Do this:
Go through the data below and copy it exactly, skipping every picture.

Records provided:
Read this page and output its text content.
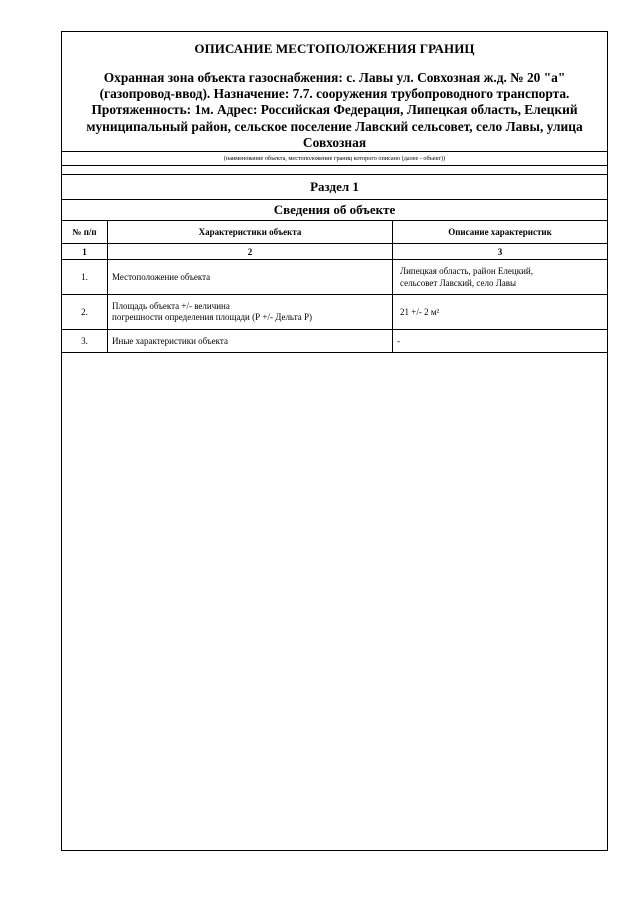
ОПИСАНИЕ МЕСТОПОЛОЖЕНИЯ ГРАНИЦ
Охранная зона объекта газоснабжения: с. Лавы ул. Совхозная ж.д. № 20 "а"
(газопровод-ввод). Назначение: 7.7. сооружения трубопроводного транспорта.
Протяженность: 1м. Адрес: Российская Федерация, Липецкая область, Елецкий
муниципальный район, сельское поселение Лавский сельсовет, село Лавы, улица
Совхозная
(наименование объекта, местоположение границ которого описано (далее - объект))
Раздел 1
Сведения об объекте
№ п/п	Характеристики объекта	Описание характеристик
1	2	3
1.	Местоположение объекта	Липецкая область, район Елецкий,
сельсовет Лавский, село Лавы

2.	Площадь объекта +/- величина
погрешности определения площади (Р +/- Дельта Р)	21 +/- 2 м²

3.	Иные характеристики объекта	-
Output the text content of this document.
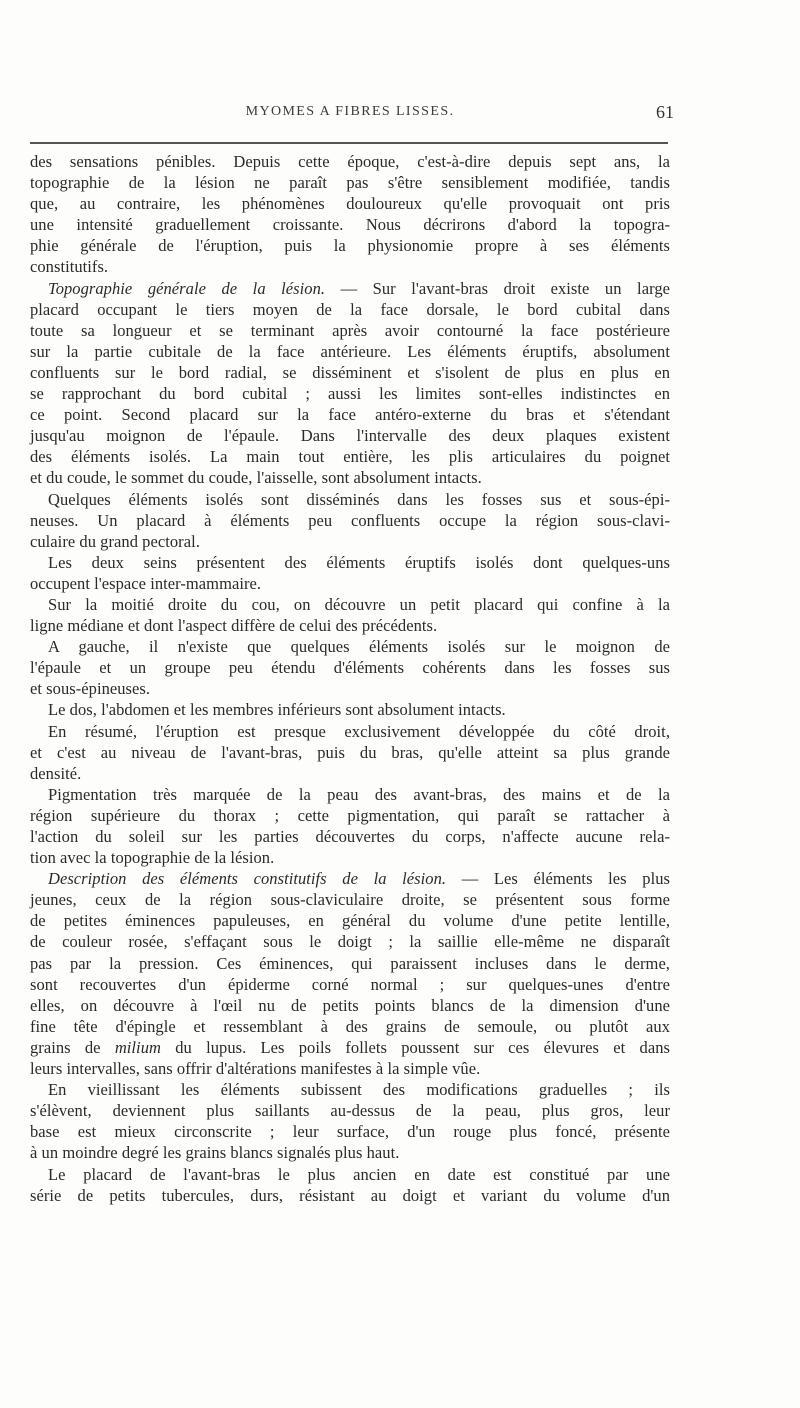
MYOMES A FIBRES LISSES.	61
des sensations pénibles. Depuis cette époque, c'est-à-dire depuis sept ans, la
topographie de la lésion ne paraît pas s'être sensiblement modifiée, tandis
que, au contraire, les phénomènes douloureux qu'elle provoquait ont pris
une intensité graduellement croissante. Nous décrirons d'abord la topogra-
phie générale de l'éruption, puis la physionomie propre à ses éléments
constitutifs.
Topographie générale de la lésion. — Sur l'avant-bras droit existe un large
placard occupant le tiers moyen de la face dorsale, le bord cubital dans
toute sa longueur et se terminant après avoir contourné la face postérieure
sur la partie cubitale de la face antérieure. Les éléments éruptifs, absolument
confluents sur le bord radial, se disséminent et s'isolent de plus en plus en
se rapprochant du bord cubital ; aussi les limites sont-elles indistinctes en
ce point. Second placard sur la face antéro-externe du bras et s'étendant
jusqu'au moignon de l'épaule. Dans l'intervalle des deux plaques existent
des éléments isolés. La main tout entière, les plis articulaires du poignet
et du coude, le sommet du coude, l'aisselle, sont absolument intacts.
Quelques éléments isolés sont disséminés dans les fosses sus et sous-épi-
neuses. Un placard à éléments peu confluents occupe la région sous-clavi-
culaire du grand pectoral.
Les deux seins présentent des éléments éruptifs isolés dont quelques-uns
occupent l'espace inter-mammaire.
Sur la moitié droite du cou, on découvre un petit placard qui confine à la
ligne médiane et dont l'aspect diffère de celui des précédents.
A gauche, il n'existe que quelques éléments isolés sur le moignon de
l'épaule et un groupe peu étendu d'éléments cohérents dans les fosses sus
et sous-épineuses.
Le dos, l'abdomen et les membres inférieurs sont absolument intacts.
En résumé, l'éruption est presque exclusivement développée du côté droit,
et c'est au niveau de l'avant-bras, puis du bras, qu'elle atteint sa plus grande
densité.
Pigmentation très marquée de la peau des avant-bras, des mains et de la
région supérieure du thorax ; cette pigmentation, qui paraît se rattacher à
l'action du soleil sur les parties découvertes du corps, n'affecte aucune rela-
tion avec la topographie de la lésion.
Description des éléments constitutifs de la lésion. — Les éléments les plus
jeunes, ceux de la région sous-claviculaire droite, se présentent sous forme
de petites éminences papuleuses, en général du volume d'une petite lentille,
de couleur rosée, s'effaçant sous le doigt ; la saillie elle-même ne disparaît
pas par la pression. Ces éminences, qui paraissent incluses dans le derme,
sont recouvertes d'un épiderme corné normal ; sur quelques-unes d'entre
elles, on découvre à l'œil nu de petits points blancs de la dimension d'une
fine tête d'épingle et ressemblant à des grains de semoule, ou plutôt aux
grains de milium du lupus. Les poils follets poussent sur ces élevures et dans
leurs intervalles, sans offrir d'altérations manifestes à la simple vûe.
En vieillissant les éléments subissent des modifications graduelles ; ils
s'élèvent, deviennent plus saillants au-dessus de la peau, plus gros, leur
base est mieux circonscrite ; leur surface, d'un rouge plus foncé, présente
à un moindre degré les grains blancs signalés plus haut.
Le placard de l'avant-bras le plus ancien en date est constitué par une
série de petits tubercules, durs, résistant au doigt et variant du volume d'un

Exercise result:
Read this page and output its text content.
ОПИСАНИЕ МЕСТОПОЛОЖЕНИЯ ГРАНИЦ
Охранная зона объекта газоснабжения: с. Лавы ул. Совхозная ж.д. № 20 "а"
(газопровод-ввод). Назначение: 7.7. сооружения трубопроводного транспорта.
Протяженность: 1м. Адрес: Российская Федерация, Липецкая область, Елецкий
муниципальный район, сельское поселение Лавский сельсовет, село Лавы, улица
Совхозная
(наименование объекта, местоположение границ которого описано (далее - объект))
Раздел 1
Сведения об объекте
№ п/п	Характеристики объекта	Описание характеристик
1	2	3
1.	Местоположение объекта	Липецкая область, район Елецкий,
сельсовет Лавский, село Лавы

2.	Площадь объекта +/- величина
погрешности определения площади (Р +/- Дельта Р)	21 +/- 2 м²

3.	Иные характеристики объекта	-
Output the text content of this document.
MYOMES A FIBRES LISSES.	61
des sensations pénibles. Depuis cette époque, c'est-à-dire depuis sept ans, la
topographie de la lésion ne paraît pas s'être sensiblement modifiée, tandis
que, au contraire, les phénomènes douloureux qu'elle provoquait ont pris
une intensité graduellement croissante. Nous décrirons d'abord la topogra-
phie générale de l'éruption, puis la physionomie propre à ses éléments
constitutifs.
Topographie générale de la lésion. — Sur l'avant-bras droit existe un large
placard occupant le tiers moyen de la face dorsale, le bord cubital dans
toute sa longueur et se terminant après avoir contourné la face postérieure
sur la partie cubitale de la face antérieure. Les éléments éruptifs, absolument
confluents sur le bord radial, se disséminent et s'isolent de plus en plus en
se rapprochant du bord cubital ; aussi les limites sont-elles indistinctes en
ce point. Second placard sur la face antéro-externe du bras et s'étendant
jusqu'au moignon de l'épaule. Dans l'intervalle des deux plaques existent
des éléments isolés. La main tout entière, les plis articulaires du poignet
et du coude, le sommet du coude, l'aisselle, sont absolument intacts.
Quelques éléments isolés sont disséminés dans les fosses sus et sous-épi-
neuses. Un placard à éléments peu confluents occupe la région sous-clavi-
culaire du grand pectoral.
Les deux seins présentent des éléments éruptifs isolés dont quelques-uns
occupent l'espace inter-mammaire.
Sur la moitié droite du cou, on découvre un petit placard qui confine à la
ligne médiane et dont l'aspect diffère de celui des précédents.
A gauche, il n'existe que quelques éléments isolés sur le moignon de
l'épaule et un groupe peu étendu d'éléments cohérents dans les fosses sus
et sous-épineuses.
Le dos, l'abdomen et les membres inférieurs sont absolument intacts.
En résumé, l'éruption est presque exclusivement développée du côté droit,
et c'est au niveau de l'avant-bras, puis du bras, qu'elle atteint sa plus grande
densité.
Pigmentation très marquée de la peau des avant-bras, des mains et de la
région supérieure du thorax ; cette pigmentation, qui paraît se rattacher à
l'action du soleil sur les parties découvertes du corps, n'affecte aucune rela-
tion avec la topographie de la lésion.
Description des éléments constitutifs de la lésion. — Les éléments les plus
jeunes, ceux de la région sous-claviculaire droite, se présentent sous forme
de petites éminences papuleuses, en général du volume d'une petite lentille,
de couleur rosée, s'effaçant sous le doigt ; la saillie elle-même ne disparaît
pas par la pression. Ces éminences, qui paraissent incluses dans le derme,
sont recouvertes d'un épiderme corné normal ; sur quelques-unes d'entre
elles, on découvre à l'œil nu de petits points blancs de la dimension d'une
fine tête d'épingle et ressemblant à des grains de semoule, ou plutôt aux
grains de milium du lupus. Les poils follets poussent sur ces élevures et dans
leurs intervalles, sans offrir d'altérations manifestes à la simple vûe.
En vieillissant les éléments subissent des modifications graduelles ; ils
s'élèvent, deviennent plus saillants au-dessus de la peau, plus gros, leur
base est mieux circonscrite ; leur surface, d'un rouge plus foncé, présente
à un moindre degré les grains blancs signalés plus haut.
Le placard de l'avant-bras le plus ancien en date est constitué par une
série de petits tubercules, durs, résistant au doigt et variant du volume d'un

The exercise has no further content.